* Goal
Output every entry exactly as written.

* start *

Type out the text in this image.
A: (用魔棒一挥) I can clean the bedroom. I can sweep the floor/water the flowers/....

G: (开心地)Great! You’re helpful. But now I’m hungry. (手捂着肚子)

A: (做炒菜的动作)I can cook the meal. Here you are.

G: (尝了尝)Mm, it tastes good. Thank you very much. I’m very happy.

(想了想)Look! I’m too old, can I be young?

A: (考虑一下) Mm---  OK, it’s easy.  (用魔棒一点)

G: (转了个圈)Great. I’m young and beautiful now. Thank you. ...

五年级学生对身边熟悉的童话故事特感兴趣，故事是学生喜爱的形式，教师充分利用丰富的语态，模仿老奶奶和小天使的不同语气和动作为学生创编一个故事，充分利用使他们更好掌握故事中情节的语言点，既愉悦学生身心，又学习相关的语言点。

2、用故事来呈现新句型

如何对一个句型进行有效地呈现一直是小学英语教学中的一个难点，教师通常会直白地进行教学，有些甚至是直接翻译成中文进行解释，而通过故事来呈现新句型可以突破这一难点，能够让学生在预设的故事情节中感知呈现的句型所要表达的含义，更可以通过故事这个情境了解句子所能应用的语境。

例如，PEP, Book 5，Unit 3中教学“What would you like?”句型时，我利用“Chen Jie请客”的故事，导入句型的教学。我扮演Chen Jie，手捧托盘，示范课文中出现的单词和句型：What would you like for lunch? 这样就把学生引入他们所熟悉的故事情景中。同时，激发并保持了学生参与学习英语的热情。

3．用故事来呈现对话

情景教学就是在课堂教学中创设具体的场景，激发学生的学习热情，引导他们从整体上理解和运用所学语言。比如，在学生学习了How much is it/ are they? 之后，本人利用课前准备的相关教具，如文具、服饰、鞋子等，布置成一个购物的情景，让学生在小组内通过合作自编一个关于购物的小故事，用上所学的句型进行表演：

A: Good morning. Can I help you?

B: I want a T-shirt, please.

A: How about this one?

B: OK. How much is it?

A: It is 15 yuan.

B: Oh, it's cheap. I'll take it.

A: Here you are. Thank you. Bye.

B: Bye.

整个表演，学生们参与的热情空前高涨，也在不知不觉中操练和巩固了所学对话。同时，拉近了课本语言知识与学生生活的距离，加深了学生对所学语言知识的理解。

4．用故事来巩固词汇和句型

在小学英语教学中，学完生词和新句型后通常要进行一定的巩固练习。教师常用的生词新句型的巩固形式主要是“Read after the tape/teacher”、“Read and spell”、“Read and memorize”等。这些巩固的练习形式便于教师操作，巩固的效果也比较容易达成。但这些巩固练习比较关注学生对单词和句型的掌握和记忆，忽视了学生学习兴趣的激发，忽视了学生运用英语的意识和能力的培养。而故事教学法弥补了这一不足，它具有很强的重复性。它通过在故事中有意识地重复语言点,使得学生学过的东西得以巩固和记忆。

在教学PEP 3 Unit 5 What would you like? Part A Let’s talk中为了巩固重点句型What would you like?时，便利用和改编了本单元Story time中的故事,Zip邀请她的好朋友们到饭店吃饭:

* end *

* Task answer
Type out the text in this image.
A: (用魔棒一挥) I can clean the bedroom. I can sweep the floor/water the flowers/....

G: (开心地)Great! You’re helpful. But now I’m hungry. (手捂着肚子)

A: (做炒菜的动作)I can cook the meal. Here you are.

G: (尝了尝)Mm, it tastes good. Thank you very much. I’m very happy.

(想了想)Look! I’m too old, can I be young?

A: (考虑一下) Mm---  OK, it’s easy.  (用魔棒一点)

G: (转了个圈)Great. I’m young and beautiful now. Thank you. ...

五年级学生对身边熟悉的童话故事特感兴趣，故事是学生喜爱的形式，教师充分利用丰富的语态，模仿老奶奶和小天使的不同语气和动作为学生创编一个故事，充分利用使他们更好掌握故事中情节的语言点，既愉悦学生身心，又学习相关的语言点。

2、用故事来呈现新句型

如何对一个句型进行有效地呈现一直是小学英语教学中的一个难点，教师通常会直白地进行教学，有些甚至是直接翻译成中文进行解释，而通过故事来呈现新句型可以突破这一难点，能够让学生在预设的故事情节中感知呈现的句型所要表达的含义，更可以通过故事这个情境了解句子所能应用的语境。

例如，PEP, Book 5，Unit 3中教学“What would you like?”句型时，我利用“Chen Jie请客”的故事，导入句型的教学。我扮演Chen Jie，手捧托盘，示范课文中出现的单词和句型：What would you like for lunch? 这样就把学生引入他们所熟悉的故事情景中。同时，激发并保持了学生参与学习英语的热情。

3．用故事来呈现对话

情景教学就是在课堂教学中创设具体的场景，激发学生的学习热情，引导他们从整体上理解和运用所学语言。比如，在学生学习了How much is it/ are they? 之后，本人利用课前准备的相关教具，如文具、服饰、鞋子等，布置成一个购物的情景，让学生在小组内通过合作自编一个关于购物的小故事，用上所学的句型进行表演：

A: Good morning. Can I help you?

B: I want a T-shirt, please.

A: How about this one?

B: OK. How much is it?

A: It is 15 yuan.

B: Oh, it's cheap. I'll take it.

A: Here you are. Thank you. Bye.

B: Bye.

整个表演，学生们参与的热情空前高涨，也在不知不觉中操练和巩固了所学对话。同时，拉近了课本语言知识与学生生活的距离，加深了学生对所学语言知识的理解。

4．用故事来巩固词汇和句型

在小学英语教学中，学完生词和新句型后通常要进行一定的巩固练习。教师常用的生词新句型的巩固形式主要是“Read after the tape/teacher”、“Read and spell”、“Read and memorize”等。这些巩固的练习形式便于教师操作，巩固的效果也比较容易达成。但这些巩固练习比较关注学生对单词和句型的掌握和记忆，忽视了学生学习兴趣的激发，忽视了学生运用英语的意识和能力的培养。而故事教学法弥补了这一不足，它具有很强的重复性。它通过在故事中有意识地重复语言点,使得学生学过的东西得以巩固和记忆。

在教学PEP 3 Unit 5 What would you like? Part A Let’s talk中为了巩固重点句型What would you like?时，便利用和改编了本单元Story time中的故事,Zip邀请她的好朋友们到饭店吃饭:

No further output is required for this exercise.